**PROBLÈMES À RÉSOUDRE:**
(1) Indiquez si chacune des affirmations suivantes concorde avec le texte sur la psychogénéalogie, en répondant oui ou non et en citant à l'identique les mots du texte qui tranchent : (a) ce sont généralement les parents qui se demandent comment recadrer la malédiction familiale ; (b) l'histoire familiale conditionne notre vie davantage qu'on ne l'imagine ; (c) l'enfant « missionné » hérite des émotions de ses ancêtres.
(2) Rédigez la suite du texte sur la psychogénéalogie, en commençant juste après sa dernière phrase.

═══ TEXTE FOURNI

RECADRER LA MALEDICTION FAMILIALE
Psychogénéalogie

Ce sont généralement les enfants concernés par la répétition traumatique familiale qui se demandent comment faire pour recadrer la malédiction qui les touche. Etes-vous concerné ?

En psychogénéalogie, ce qui est compliqué, c’est que tout se joue au niveau insconscient. Notre histoire familiale conditionne notre vie bien plus que nous ne pouvons l’imaginer.

Anne Ancelin Schüzenberger indique que des psychanalystes ont posé l’hypothèse d’un « refoulement conservateur » et d’une chaîne qui se transmet de génération en génération par un non-dit « s’encryptant dans l’inconscient » de l’enfant désigné par l’arbre.

L’enfant « missionné » est « porteur du secret1  ». Il hérite de ses ancêtres de leurs émotions, leurs traumas refoulés, de secrets honteux « indicibles (qu’on n’a pas le droit de dire) ¹ ».

══════
═══ DONNÉES

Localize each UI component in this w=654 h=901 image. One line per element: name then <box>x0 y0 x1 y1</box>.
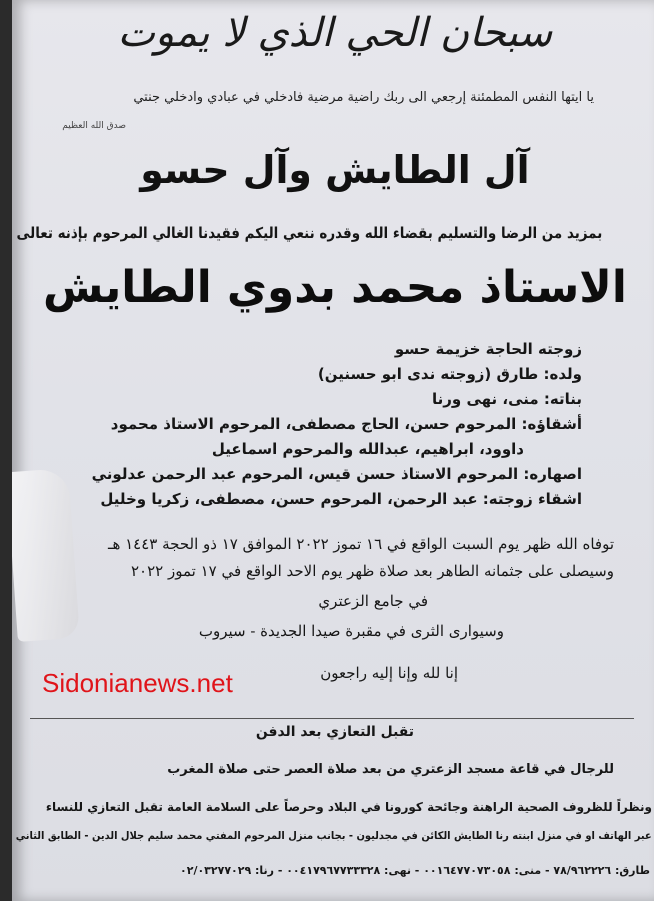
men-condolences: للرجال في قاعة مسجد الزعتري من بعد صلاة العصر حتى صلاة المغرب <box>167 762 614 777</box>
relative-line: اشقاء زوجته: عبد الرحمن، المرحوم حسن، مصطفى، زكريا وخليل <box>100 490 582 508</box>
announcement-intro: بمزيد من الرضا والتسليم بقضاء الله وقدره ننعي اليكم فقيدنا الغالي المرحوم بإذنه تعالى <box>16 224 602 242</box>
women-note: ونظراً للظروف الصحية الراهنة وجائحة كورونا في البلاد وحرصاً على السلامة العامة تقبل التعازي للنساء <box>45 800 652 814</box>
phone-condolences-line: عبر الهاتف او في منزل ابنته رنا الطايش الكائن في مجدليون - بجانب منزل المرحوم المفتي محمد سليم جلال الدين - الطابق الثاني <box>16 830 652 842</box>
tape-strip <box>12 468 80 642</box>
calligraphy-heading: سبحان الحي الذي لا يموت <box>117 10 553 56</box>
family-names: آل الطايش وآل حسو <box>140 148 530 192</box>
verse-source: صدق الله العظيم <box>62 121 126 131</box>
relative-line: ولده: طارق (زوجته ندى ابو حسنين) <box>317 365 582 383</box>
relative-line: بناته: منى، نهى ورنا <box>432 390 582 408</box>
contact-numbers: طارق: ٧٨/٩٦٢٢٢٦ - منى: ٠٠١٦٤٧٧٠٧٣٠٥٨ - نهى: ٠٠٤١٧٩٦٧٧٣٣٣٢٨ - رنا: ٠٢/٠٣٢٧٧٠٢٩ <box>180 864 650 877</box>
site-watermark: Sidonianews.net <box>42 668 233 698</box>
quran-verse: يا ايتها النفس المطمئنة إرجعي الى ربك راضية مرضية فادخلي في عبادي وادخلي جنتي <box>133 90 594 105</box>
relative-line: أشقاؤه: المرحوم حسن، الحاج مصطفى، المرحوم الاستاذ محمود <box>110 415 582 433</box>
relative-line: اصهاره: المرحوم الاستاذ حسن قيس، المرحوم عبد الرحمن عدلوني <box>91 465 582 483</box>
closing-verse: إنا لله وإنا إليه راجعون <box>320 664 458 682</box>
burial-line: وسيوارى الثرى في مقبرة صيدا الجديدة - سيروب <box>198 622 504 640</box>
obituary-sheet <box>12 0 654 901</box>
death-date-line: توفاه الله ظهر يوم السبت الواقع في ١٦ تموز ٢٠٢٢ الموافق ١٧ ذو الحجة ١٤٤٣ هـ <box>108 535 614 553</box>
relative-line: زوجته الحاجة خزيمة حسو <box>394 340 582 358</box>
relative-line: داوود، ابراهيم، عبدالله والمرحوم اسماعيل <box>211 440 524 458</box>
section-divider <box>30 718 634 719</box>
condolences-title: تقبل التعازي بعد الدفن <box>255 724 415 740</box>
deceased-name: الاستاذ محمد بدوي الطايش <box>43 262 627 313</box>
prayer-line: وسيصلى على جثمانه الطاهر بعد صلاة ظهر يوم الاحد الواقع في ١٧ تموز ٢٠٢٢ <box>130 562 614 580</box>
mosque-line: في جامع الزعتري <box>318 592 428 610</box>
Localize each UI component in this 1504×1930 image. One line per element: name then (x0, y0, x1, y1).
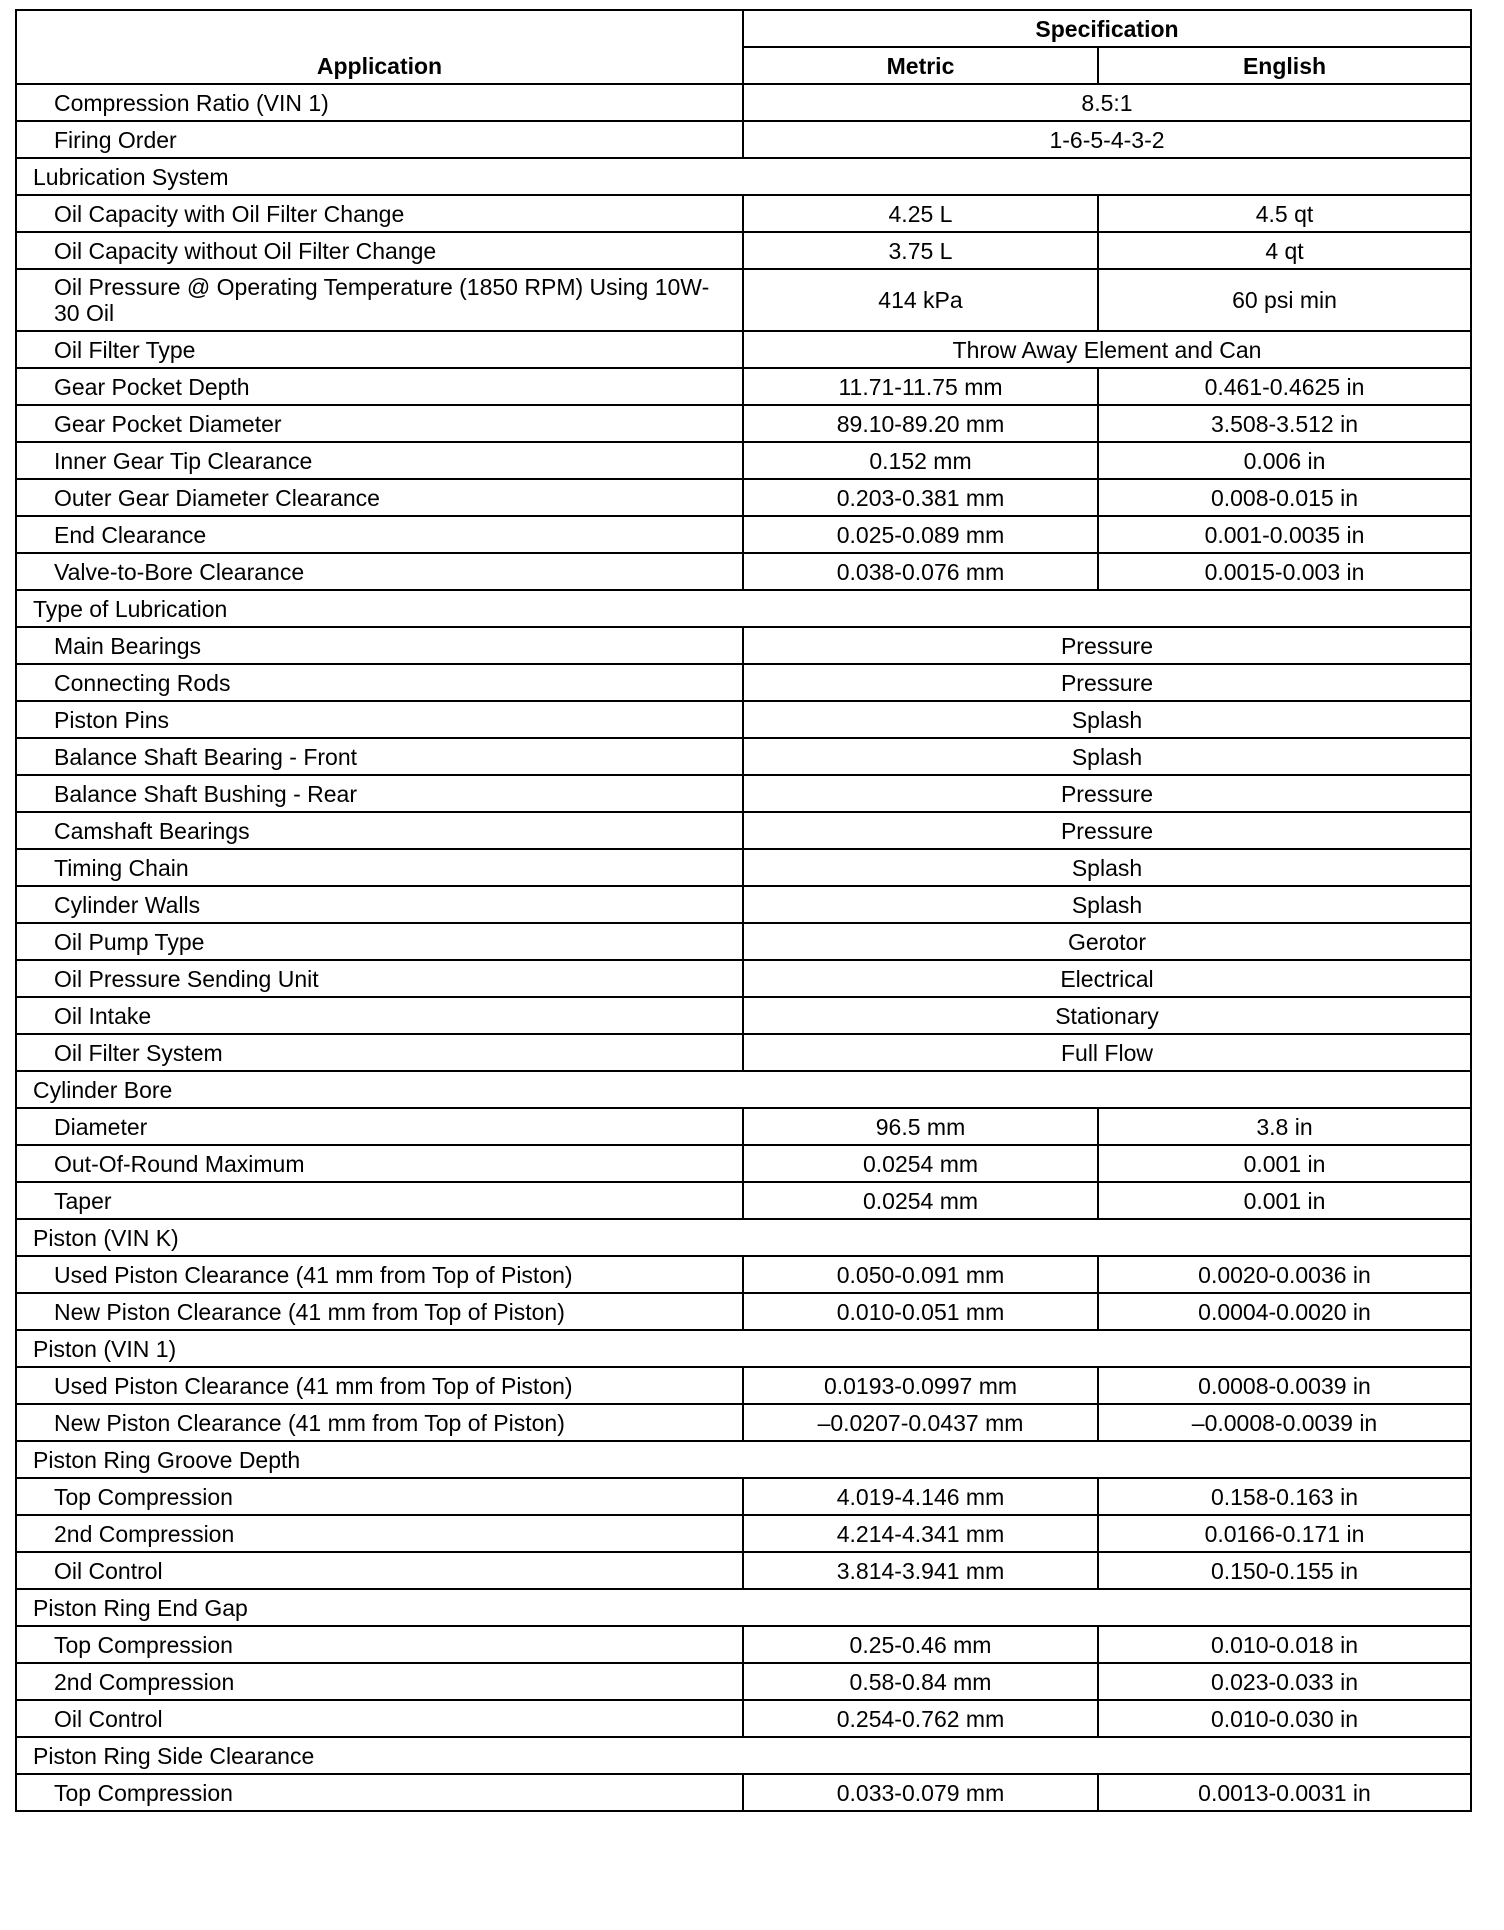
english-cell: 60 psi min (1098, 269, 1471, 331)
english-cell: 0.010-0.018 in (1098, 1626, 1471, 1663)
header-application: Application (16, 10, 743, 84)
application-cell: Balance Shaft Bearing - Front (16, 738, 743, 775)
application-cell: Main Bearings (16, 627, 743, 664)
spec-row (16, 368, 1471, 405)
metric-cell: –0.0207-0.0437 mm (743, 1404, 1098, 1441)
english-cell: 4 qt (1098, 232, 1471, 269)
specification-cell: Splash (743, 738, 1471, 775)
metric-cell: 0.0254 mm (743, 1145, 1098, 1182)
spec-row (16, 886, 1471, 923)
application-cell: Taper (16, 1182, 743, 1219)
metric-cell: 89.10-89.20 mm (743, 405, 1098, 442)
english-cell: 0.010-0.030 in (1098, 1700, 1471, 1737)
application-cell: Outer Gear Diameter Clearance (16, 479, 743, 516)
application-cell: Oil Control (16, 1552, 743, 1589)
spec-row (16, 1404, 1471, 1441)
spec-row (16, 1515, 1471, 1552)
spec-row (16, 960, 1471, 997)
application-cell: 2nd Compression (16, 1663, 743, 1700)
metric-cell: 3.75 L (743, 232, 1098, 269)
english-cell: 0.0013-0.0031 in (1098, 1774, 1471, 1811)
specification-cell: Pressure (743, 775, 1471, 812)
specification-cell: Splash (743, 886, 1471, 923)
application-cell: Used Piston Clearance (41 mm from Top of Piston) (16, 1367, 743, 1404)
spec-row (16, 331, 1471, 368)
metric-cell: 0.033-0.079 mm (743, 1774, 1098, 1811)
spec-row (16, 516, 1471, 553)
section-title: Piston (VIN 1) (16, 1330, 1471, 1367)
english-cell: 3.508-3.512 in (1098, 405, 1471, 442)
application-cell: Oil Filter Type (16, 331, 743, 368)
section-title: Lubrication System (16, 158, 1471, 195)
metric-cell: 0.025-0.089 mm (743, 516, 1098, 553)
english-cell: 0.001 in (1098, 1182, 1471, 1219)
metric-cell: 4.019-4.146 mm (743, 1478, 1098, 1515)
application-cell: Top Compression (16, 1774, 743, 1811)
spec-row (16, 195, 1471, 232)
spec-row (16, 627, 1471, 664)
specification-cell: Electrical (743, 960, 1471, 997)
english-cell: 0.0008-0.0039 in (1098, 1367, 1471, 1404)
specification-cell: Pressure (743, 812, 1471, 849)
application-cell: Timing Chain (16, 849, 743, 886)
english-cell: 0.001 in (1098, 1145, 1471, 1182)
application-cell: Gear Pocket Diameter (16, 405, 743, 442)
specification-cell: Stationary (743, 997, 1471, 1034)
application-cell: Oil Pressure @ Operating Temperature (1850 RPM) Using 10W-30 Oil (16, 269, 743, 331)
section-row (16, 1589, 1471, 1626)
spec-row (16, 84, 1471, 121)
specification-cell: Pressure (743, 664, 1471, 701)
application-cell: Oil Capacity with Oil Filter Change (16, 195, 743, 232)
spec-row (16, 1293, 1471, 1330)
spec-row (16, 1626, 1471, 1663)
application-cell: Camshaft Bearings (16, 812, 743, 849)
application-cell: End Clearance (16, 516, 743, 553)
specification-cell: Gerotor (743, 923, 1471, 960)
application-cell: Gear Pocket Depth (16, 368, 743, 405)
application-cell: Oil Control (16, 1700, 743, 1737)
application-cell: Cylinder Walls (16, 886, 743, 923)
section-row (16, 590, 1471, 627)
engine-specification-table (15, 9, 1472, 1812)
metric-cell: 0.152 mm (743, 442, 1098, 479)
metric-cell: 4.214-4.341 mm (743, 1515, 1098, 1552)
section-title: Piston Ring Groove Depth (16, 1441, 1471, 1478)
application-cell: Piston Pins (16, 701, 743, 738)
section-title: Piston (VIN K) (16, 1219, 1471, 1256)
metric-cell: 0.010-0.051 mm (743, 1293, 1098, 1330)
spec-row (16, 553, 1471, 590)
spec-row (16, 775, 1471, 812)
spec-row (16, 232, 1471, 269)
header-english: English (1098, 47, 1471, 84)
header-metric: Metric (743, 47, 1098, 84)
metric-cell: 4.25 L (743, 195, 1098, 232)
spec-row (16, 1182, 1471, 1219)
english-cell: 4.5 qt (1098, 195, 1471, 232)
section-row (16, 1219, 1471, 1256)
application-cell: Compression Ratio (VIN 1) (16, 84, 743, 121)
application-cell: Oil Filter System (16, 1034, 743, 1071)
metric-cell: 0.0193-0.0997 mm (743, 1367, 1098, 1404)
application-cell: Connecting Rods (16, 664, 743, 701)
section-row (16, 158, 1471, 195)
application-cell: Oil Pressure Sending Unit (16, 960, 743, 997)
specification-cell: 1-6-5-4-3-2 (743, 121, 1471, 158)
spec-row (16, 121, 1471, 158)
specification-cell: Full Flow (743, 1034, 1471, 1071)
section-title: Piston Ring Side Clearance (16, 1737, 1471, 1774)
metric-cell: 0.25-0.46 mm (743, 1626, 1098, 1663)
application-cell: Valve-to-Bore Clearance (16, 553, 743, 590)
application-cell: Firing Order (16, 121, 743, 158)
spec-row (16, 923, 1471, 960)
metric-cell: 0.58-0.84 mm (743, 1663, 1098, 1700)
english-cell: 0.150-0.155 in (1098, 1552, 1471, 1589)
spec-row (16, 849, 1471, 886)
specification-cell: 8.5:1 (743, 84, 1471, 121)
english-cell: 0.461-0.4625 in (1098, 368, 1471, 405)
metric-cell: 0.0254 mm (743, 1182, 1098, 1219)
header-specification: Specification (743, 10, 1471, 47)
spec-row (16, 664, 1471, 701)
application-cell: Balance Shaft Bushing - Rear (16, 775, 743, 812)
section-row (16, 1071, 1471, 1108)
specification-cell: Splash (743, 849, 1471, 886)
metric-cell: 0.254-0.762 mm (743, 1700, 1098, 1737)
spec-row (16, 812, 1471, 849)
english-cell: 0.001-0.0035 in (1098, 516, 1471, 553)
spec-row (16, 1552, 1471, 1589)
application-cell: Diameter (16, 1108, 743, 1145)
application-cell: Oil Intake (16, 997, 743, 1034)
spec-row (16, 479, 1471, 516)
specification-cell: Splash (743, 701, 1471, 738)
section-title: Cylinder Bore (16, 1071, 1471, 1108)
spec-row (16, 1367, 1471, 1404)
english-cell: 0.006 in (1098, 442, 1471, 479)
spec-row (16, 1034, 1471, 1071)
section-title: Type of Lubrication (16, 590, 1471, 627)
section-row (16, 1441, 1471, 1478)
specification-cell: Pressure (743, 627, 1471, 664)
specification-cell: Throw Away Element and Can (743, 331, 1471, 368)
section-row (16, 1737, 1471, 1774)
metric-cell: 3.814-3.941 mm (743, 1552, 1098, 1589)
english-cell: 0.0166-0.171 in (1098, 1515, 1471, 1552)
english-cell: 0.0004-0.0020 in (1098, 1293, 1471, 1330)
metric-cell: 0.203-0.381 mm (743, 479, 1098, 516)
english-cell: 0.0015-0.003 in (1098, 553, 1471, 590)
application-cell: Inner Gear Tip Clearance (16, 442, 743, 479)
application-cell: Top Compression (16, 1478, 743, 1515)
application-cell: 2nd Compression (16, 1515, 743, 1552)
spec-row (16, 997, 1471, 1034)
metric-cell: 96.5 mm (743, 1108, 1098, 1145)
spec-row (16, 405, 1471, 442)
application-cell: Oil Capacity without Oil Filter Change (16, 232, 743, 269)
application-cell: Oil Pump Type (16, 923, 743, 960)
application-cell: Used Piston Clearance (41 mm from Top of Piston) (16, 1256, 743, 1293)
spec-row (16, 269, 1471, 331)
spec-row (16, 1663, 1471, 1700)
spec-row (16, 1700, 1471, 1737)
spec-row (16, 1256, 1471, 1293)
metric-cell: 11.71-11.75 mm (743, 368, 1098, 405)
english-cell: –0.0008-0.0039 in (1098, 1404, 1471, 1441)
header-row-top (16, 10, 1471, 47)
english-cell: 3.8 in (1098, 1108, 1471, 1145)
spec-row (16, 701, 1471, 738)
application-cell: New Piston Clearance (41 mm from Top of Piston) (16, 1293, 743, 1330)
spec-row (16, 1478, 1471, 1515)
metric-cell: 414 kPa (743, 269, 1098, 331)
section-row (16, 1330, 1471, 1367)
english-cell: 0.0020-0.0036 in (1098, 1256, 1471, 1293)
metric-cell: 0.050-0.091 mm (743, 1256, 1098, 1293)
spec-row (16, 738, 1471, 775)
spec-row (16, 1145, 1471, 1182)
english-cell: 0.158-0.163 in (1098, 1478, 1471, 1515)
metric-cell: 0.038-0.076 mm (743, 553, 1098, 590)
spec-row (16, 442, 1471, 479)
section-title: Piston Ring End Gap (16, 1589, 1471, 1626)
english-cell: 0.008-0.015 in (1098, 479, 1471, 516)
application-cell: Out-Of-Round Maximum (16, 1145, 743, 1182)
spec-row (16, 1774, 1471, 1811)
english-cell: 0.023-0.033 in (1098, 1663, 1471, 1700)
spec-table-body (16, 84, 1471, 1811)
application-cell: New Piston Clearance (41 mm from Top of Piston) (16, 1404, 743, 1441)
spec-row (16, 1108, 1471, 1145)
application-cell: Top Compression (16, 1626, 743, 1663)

══════

**RÉPONSES PAR TÂCHE:**
(1)
(a) Non : « Ce sont généralement les enfants concernés par la répétition traumatique familiale qui se demandent comment faire pour recadrer la malédiction qui les touche. »
(b) Oui : « Notre histoire familiale conditionne notre vie bien plus que nous ne pouvons l’imaginer. »
(c) Oui : « Il hérite de ses ancêtres de leurs émotions »

(2)
La patate chaude.
Si, devenu adulte, il ne parvient pas à lever le secret ou n’a pas ni l’idée ni la volonté de le faire, il le transmettra aux générations suivantes. Il se débarrassera ainsi de son «scénario destructeur ²».

« On se repasse la « pomme de terre brûlante »² (the hot potatoe) d’une génération à l’autre pour s’en débarrasser, comme dans un système clos ¹  ».

Le secret familial ? Un véritable casse-tête !
Il est très compliqué d’arrêter la chaîne de répétition.
La personne désignée reçoit l’injonction de porter le secret. Elle a l’interdiction de l’oublier et de le dire en même temps. Cela s’appelle un double nœud gordien (double bind). Nous voilà dans la double contrainte !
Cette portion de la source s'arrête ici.